■ **What you are asked to do**
Of all the lines in this data, how many include "horas"? Respond with the number only.

■ **Entries**
►

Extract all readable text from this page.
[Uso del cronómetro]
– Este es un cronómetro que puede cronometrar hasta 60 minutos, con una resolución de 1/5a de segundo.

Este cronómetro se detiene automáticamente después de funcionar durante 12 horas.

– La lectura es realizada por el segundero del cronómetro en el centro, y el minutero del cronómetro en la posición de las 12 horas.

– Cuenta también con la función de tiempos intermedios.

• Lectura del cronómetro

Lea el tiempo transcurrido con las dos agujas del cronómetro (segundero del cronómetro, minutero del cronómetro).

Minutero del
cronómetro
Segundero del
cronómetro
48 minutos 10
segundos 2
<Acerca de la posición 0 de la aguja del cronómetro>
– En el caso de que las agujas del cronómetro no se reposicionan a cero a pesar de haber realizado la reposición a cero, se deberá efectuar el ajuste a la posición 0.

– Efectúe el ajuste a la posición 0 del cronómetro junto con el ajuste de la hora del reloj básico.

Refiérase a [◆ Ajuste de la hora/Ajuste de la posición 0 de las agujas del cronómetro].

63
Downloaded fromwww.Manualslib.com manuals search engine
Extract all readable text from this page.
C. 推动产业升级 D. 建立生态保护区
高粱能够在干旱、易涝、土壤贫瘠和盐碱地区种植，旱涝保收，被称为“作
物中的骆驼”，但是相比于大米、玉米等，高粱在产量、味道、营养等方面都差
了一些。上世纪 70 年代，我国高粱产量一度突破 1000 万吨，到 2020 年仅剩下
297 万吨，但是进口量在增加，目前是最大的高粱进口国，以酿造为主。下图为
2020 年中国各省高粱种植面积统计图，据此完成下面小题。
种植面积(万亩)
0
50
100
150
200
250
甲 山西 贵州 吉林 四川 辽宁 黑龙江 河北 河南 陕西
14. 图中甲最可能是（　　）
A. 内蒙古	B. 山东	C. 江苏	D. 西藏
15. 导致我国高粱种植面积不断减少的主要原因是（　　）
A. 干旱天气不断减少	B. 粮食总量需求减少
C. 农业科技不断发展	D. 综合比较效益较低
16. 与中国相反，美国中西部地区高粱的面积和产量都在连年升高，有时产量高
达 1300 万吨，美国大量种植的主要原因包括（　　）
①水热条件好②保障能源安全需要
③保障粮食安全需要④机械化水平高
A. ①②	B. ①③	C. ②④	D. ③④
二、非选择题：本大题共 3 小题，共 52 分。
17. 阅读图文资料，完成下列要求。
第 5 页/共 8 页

◄

■ **Complete response**
2